**Task requirements**
Set out every line bearing the string "this".

>> Start Given records

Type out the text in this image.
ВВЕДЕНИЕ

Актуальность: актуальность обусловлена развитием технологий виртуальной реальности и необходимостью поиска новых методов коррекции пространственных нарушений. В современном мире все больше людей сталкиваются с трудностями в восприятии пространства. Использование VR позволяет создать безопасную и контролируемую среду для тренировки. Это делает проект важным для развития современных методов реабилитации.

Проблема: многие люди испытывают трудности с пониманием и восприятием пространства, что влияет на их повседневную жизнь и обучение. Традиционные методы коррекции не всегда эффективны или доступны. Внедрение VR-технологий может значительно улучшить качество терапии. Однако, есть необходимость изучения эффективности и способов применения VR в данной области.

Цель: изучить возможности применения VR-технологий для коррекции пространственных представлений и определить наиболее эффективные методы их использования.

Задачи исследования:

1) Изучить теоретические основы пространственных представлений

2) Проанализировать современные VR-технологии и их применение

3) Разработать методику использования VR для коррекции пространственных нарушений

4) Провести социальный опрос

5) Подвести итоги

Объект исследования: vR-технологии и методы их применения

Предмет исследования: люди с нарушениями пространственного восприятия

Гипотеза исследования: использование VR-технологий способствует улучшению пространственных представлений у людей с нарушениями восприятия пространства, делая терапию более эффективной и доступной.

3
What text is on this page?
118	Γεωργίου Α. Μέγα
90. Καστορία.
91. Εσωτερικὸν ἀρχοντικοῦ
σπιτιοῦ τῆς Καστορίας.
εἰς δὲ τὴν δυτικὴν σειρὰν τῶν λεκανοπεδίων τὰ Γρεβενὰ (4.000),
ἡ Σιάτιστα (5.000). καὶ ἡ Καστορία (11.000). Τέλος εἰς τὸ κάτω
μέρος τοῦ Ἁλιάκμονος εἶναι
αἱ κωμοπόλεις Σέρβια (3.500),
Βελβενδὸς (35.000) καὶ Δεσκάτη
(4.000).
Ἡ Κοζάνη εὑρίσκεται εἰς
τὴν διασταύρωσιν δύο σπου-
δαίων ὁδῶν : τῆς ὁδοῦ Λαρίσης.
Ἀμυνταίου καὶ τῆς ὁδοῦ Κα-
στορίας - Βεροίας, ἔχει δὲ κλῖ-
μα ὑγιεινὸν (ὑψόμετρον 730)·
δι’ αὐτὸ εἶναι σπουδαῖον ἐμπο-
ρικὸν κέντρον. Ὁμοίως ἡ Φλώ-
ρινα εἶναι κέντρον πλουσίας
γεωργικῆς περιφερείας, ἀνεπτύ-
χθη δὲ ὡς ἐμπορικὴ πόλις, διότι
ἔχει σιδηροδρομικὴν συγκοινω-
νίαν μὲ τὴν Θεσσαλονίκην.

>> End Given records

**Complete answer**
Type out the text in this image.
What text is on this page?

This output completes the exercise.